◆ EXERCISE INSTRUCTIONS:
Take the lines from the first one through the line holding "Y-axis label: Relativity", inclusive, and substitute "Moisture" for every "Humidity" in them. Give back only those lines, with nothing else changed.

◆ RECORDS FOR THIS EXERCISE:

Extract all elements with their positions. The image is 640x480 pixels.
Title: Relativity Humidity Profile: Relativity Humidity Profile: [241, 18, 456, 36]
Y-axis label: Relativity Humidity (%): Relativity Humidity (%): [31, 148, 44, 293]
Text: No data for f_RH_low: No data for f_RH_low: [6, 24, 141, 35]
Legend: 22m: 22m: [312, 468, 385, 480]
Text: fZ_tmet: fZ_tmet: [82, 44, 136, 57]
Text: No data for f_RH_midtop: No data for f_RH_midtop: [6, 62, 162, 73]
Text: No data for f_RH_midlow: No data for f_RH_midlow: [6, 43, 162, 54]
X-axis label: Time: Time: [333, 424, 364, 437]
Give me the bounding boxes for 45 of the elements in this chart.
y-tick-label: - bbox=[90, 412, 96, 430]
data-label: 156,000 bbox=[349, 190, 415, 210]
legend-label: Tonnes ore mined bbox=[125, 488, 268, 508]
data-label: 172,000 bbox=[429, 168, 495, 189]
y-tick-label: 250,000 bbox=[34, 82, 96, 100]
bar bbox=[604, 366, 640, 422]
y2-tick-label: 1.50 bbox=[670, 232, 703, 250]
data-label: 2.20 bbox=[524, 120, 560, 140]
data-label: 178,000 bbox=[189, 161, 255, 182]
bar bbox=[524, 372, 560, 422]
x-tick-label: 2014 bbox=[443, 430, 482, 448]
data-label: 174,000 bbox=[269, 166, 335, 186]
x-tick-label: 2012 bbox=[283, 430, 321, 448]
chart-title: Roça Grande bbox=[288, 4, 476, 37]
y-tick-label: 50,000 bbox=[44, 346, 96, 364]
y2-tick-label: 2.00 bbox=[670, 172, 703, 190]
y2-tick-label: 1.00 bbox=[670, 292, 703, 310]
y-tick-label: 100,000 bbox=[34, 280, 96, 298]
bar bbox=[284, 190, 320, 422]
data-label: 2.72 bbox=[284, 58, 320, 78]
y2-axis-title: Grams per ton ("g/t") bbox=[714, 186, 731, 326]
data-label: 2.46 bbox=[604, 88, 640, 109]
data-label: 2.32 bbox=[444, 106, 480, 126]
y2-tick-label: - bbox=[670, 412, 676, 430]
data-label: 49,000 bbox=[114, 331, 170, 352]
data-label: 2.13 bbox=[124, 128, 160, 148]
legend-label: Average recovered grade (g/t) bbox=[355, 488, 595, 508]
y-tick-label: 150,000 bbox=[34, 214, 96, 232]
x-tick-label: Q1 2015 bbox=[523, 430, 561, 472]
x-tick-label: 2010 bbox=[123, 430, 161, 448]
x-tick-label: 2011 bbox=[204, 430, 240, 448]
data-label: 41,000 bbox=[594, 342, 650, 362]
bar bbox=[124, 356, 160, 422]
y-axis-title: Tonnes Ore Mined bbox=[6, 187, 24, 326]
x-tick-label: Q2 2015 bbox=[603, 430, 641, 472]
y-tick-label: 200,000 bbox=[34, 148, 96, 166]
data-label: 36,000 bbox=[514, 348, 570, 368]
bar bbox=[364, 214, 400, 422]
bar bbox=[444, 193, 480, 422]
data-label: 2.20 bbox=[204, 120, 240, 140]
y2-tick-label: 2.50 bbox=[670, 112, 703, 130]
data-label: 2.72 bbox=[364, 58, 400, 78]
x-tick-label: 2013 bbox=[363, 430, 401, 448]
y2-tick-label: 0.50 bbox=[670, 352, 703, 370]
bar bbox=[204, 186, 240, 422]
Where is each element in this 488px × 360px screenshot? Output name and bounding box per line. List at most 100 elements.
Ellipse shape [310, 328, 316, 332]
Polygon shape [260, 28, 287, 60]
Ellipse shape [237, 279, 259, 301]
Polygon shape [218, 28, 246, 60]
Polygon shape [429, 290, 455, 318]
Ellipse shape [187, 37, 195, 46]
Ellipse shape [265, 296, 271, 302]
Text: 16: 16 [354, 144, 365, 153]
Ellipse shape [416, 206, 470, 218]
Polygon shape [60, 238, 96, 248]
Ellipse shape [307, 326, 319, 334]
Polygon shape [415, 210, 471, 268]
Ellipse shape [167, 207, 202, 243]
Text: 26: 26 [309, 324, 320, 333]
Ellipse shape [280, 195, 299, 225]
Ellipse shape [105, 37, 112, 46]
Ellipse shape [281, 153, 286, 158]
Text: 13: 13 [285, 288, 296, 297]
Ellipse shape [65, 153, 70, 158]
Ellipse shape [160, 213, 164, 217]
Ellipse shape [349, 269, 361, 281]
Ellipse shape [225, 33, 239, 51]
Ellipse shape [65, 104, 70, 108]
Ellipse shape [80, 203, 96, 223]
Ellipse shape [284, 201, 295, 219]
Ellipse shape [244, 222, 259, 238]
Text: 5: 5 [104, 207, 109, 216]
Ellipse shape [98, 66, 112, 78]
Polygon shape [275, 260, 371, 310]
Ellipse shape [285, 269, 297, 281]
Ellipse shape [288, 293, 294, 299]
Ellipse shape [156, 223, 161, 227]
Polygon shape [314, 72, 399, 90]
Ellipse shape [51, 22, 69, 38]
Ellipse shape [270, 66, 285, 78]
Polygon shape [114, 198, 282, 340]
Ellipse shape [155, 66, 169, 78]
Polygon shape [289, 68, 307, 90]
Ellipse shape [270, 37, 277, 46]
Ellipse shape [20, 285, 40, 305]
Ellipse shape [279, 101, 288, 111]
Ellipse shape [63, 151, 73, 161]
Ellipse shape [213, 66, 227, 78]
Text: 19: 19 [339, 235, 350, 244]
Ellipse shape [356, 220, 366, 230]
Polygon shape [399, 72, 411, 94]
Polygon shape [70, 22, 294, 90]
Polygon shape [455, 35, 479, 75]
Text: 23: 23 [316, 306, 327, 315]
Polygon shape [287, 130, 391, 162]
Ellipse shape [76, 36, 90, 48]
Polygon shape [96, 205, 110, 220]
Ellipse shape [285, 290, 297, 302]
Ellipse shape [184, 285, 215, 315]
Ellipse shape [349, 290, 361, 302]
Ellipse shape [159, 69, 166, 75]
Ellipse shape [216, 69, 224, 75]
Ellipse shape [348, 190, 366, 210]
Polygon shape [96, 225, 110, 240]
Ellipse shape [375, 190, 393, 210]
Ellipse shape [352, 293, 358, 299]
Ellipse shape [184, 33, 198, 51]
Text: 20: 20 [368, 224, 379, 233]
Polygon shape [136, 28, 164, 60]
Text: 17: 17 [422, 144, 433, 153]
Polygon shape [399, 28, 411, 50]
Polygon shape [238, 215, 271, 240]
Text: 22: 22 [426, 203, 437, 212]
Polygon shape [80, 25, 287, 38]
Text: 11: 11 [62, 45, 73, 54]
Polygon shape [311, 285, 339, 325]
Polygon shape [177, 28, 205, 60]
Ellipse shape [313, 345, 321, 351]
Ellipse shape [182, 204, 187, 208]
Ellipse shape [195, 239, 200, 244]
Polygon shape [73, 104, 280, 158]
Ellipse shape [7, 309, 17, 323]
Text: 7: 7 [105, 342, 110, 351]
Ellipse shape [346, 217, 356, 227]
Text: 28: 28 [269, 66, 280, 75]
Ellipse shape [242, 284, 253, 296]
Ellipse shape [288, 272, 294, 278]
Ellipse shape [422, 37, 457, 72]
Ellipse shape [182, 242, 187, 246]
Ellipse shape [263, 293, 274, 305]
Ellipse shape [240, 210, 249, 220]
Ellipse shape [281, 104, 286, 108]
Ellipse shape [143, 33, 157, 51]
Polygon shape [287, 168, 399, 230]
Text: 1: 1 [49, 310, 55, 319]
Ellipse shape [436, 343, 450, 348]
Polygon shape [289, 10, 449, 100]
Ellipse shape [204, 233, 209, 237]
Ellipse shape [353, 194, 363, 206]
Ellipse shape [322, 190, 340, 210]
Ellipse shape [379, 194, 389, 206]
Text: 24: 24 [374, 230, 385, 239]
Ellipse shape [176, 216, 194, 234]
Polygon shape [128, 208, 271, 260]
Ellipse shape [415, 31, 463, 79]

◆ SOLUTION TO THE PROBLEM:
Extract all elements with their positions. The image is 640x480 pixels.
Title: Relativity Moisture Profile: Relativity Moisture Profile: [241, 18, 456, 36]
Y-axis label: Relativity Moisture (%): Relativity Moisture (%): [31, 148, 44, 293]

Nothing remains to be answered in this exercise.